What the exercise asks:
Reproduce the material in full, exactly as written.

# # # # #

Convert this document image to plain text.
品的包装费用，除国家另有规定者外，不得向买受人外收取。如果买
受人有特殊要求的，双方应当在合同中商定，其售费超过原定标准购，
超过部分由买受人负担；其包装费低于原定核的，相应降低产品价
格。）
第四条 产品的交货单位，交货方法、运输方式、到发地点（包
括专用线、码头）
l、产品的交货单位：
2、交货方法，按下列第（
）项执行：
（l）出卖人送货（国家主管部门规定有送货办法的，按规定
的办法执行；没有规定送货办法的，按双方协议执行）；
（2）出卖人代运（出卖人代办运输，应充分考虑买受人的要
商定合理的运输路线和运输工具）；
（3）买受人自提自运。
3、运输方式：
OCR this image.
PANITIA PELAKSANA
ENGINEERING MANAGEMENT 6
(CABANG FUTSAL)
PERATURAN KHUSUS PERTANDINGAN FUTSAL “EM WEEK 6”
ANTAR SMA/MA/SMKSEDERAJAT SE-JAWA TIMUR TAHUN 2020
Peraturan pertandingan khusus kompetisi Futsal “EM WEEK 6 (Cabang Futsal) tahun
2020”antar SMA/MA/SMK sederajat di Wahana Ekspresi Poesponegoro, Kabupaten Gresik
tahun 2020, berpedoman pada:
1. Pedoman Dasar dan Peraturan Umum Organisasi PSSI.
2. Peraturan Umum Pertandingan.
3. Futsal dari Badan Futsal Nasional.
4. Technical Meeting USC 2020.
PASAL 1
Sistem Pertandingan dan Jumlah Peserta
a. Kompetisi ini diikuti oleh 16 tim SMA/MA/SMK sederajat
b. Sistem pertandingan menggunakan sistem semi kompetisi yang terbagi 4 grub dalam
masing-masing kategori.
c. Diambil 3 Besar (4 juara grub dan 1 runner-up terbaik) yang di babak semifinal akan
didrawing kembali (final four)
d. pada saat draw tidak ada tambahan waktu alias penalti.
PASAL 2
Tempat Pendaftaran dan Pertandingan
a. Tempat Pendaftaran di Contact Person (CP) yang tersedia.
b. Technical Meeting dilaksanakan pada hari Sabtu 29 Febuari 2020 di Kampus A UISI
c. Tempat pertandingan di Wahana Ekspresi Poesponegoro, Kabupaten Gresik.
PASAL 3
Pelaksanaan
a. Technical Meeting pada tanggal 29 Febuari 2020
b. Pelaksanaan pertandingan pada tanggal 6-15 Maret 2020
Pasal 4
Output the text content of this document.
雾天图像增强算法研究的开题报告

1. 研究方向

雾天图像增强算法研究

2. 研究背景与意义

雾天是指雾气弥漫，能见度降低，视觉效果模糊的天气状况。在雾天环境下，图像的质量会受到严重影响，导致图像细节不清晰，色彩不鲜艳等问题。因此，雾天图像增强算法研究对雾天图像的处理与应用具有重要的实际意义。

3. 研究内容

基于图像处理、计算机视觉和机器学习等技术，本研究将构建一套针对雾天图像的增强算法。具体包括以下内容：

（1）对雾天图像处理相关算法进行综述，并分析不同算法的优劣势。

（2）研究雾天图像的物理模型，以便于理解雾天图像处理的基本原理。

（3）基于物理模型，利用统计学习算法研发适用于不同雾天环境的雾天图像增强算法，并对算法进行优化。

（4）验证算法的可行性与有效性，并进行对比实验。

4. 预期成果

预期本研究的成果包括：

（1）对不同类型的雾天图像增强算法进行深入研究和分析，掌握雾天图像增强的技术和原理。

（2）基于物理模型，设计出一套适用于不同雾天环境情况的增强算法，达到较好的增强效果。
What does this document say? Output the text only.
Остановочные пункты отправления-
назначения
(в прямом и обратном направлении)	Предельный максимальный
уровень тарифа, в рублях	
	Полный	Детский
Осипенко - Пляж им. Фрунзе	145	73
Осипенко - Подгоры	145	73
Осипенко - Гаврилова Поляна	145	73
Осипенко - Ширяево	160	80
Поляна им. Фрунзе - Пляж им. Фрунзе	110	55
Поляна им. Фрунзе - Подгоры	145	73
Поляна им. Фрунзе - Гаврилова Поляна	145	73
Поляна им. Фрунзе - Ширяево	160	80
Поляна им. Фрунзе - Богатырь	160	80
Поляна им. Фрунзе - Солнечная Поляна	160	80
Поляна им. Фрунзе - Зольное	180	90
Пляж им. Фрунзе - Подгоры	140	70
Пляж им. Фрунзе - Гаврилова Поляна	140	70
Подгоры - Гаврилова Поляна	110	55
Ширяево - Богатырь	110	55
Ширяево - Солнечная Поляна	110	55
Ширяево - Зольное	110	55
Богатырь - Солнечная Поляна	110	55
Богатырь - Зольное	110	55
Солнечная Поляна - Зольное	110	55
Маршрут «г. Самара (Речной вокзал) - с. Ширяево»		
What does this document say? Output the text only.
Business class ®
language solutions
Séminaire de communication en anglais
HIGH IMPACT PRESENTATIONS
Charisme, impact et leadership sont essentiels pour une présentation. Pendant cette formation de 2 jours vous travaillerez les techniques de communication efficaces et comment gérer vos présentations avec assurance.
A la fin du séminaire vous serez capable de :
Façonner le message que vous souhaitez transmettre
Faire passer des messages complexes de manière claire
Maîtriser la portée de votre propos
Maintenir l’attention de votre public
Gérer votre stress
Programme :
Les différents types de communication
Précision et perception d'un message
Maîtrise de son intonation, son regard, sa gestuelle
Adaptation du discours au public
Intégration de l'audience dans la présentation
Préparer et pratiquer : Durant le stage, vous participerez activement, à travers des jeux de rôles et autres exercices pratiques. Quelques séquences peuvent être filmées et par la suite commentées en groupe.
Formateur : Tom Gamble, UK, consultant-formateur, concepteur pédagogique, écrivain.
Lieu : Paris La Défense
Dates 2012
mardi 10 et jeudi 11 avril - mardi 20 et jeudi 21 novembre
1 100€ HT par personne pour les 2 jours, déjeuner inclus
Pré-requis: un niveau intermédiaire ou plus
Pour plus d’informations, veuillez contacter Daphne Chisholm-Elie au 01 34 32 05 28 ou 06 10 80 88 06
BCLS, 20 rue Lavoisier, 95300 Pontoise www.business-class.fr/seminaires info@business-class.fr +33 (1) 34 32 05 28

# # # # #

Task result:
Convert this document image to plain text.
品的包装费用，除国家另有规定者外，不得向买受人外收取。如果买
受人有特殊要求的，双方应当在合同中商定，其售费超过原定标准购，
超过部分由买受人负担；其包装费低于原定核的，相应降低产品价
格。）
第四条 产品的交货单位，交货方法、运输方式、到发地点（包
括专用线、码头）
l、产品的交货单位：
2、交货方法，按下列第（
）项执行：
（l）出卖人送货（国家主管部门规定有送货办法的，按规定
的办法执行；没有规定送货办法的，按双方协议执行）；
（2）出卖人代运（出卖人代办运输，应充分考虑买受人的要
商定合理的运输路线和运输工具）；
（3）买受人自提自运。
3、运输方式：
OCR this image.
PANITIA PELAKSANA
ENGINEERING MANAGEMENT 6
(CABANG FUTSAL)
PERATURAN KHUSUS PERTANDINGAN FUTSAL “EM WEEK 6”
ANTAR SMA/MA/SMKSEDERAJAT SE-JAWA TIMUR TAHUN 2020
Peraturan pertandingan khusus kompetisi Futsal “EM WEEK 6 (Cabang Futsal) tahun
2020”antar SMA/MA/SMK sederajat di Wahana Ekspresi Poesponegoro, Kabupaten Gresik
tahun 2020, berpedoman pada:
1. Pedoman Dasar dan Peraturan Umum Organisasi PSSI.
2. Peraturan Umum Pertandingan.
3. Futsal dari Badan Futsal Nasional.
4. Technical Meeting USC 2020.
PASAL 1
Sistem Pertandingan dan Jumlah Peserta
a. Kompetisi ini diikuti oleh 16 tim SMA/MA/SMK sederajat
b. Sistem pertandingan menggunakan sistem semi kompetisi yang terbagi 4 grub dalam
masing-masing kategori.
c. Diambil 3 Besar (4 juara grub dan 1 runner-up terbaik) yang di babak semifinal akan
didrawing kembali (final four)
d. pada saat draw tidak ada tambahan waktu alias penalti.
PASAL 2
Tempat Pendaftaran dan Pertandingan
a. Tempat Pendaftaran di Contact Person (CP) yang tersedia.
b. Technical Meeting dilaksanakan pada hari Sabtu 29 Febuari 2020 di Kampus A UISI
c. Tempat pertandingan di Wahana Ekspresi Poesponegoro, Kabupaten Gresik.
PASAL 3
Pelaksanaan
a. Technical Meeting pada tanggal 29 Febuari 2020
b. Pelaksanaan pertandingan pada tanggal 6-15 Maret 2020
Pasal 4
Output the text content of this document.
雾天图像增强算法研究的开题报告

1. 研究方向

雾天图像增强算法研究

2. 研究背景与意义

雾天是指雾气弥漫，能见度降低，视觉效果模糊的天气状况。在雾天环境下，图像的质量会受到严重影响，导致图像细节不清晰，色彩不鲜艳等问题。因此，雾天图像增强算法研究对雾天图像的处理与应用具有重要的实际意义。

3. 研究内容

基于图像处理、计算机视觉和机器学习等技术，本研究将构建一套针对雾天图像的增强算法。具体包括以下内容：

（1）对雾天图像处理相关算法进行综述，并分析不同算法的优劣势。

（2）研究雾天图像的物理模型，以便于理解雾天图像处理的基本原理。

（3）基于物理模型，利用统计学习算法研发适用于不同雾天环境的雾天图像增强算法，并对算法进行优化。

（4）验证算法的可行性与有效性，并进行对比实验。

4. 预期成果

预期本研究的成果包括：

（1）对不同类型的雾天图像增强算法进行深入研究和分析，掌握雾天图像增强的技术和原理。

（2）基于物理模型，设计出一套适用于不同雾天环境情况的增强算法，达到较好的增强效果。
What does this document say? Output the text only.
Остановочные пункты отправления-
назначения
(в прямом и обратном направлении)	Предельный максимальный
уровень тарифа, в рублях	
	Полный	Детский
Осипенко - Пляж им. Фрунзе	145	73
Осипенко - Подгоры	145	73
Осипенко - Гаврилова Поляна	145	73
Осипенко - Ширяево	160	80
Поляна им. Фрунзе - Пляж им. Фрунзе	110	55
Поляна им. Фрунзе - Подгоры	145	73
Поляна им. Фрунзе - Гаврилова Поляна	145	73
Поляна им. Фрунзе - Ширяево	160	80
Поляна им. Фрунзе - Богатырь	160	80
Поляна им. Фрунзе - Солнечная Поляна	160	80
Поляна им. Фрунзе - Зольное	180	90
Пляж им. Фрунзе - Подгоры	140	70
Пляж им. Фрунзе - Гаврилова Поляна	140	70
Подгоры - Гаврилова Поляна	110	55
Ширяево - Богатырь	110	55
Ширяево - Солнечная Поляна	110	55
Ширяево - Зольное	110	55
Богатырь - Солнечная Поляна	110	55
Богатырь - Зольное	110	55
Солнечная Поляна - Зольное	110	55
Маршрут «г. Самара (Речной вокзал) - с. Ширяево»		
What does this document say? Output the text only.
Business class ®
language solutions
Séminaire de communication en anglais
HIGH IMPACT PRESENTATIONS
Charisme, impact et leadership sont essentiels pour une présentation. Pendant cette formation de 2 jours vous travaillerez les techniques de communication efficaces et comment gérer vos présentations avec assurance.
A la fin du séminaire vous serez capable de :
Façonner le message que vous souhaitez transmettre
Faire passer des messages complexes de manière claire
Maîtriser la portée de votre propos
Maintenir l’attention de votre public
Gérer votre stress
Programme :
Les différents types de communication
Précision et perception d'un message
Maîtrise de son intonation, son regard, sa gestuelle
Adaptation du discours au public
Intégration de l'audience dans la présentation
Préparer et pratiquer : Durant le stage, vous participerez activement, à travers des jeux de rôles et autres exercices pratiques. Quelques séquences peuvent être filmées et par la suite commentées en groupe.
Formateur : Tom Gamble, UK, consultant-formateur, concepteur pédagogique, écrivain.
Lieu : Paris La Défense
Dates 2012
mardi 10 et jeudi 11 avril - mardi 20 et jeudi 21 novembre
1 100€ HT par personne pour les 2 jours, déjeuner inclus
Pré-requis: un niveau intermédiaire ou plus
Pour plus d’informations, veuillez contacter Daphne Chisholm-Elie au 01 34 32 05 28 ou 06 10 80 88 06
BCLS, 20 rue Lavoisier, 95300 Pontoise www.business-class.fr/seminaires info@business-class.fr +33 (1) 34 32 05 28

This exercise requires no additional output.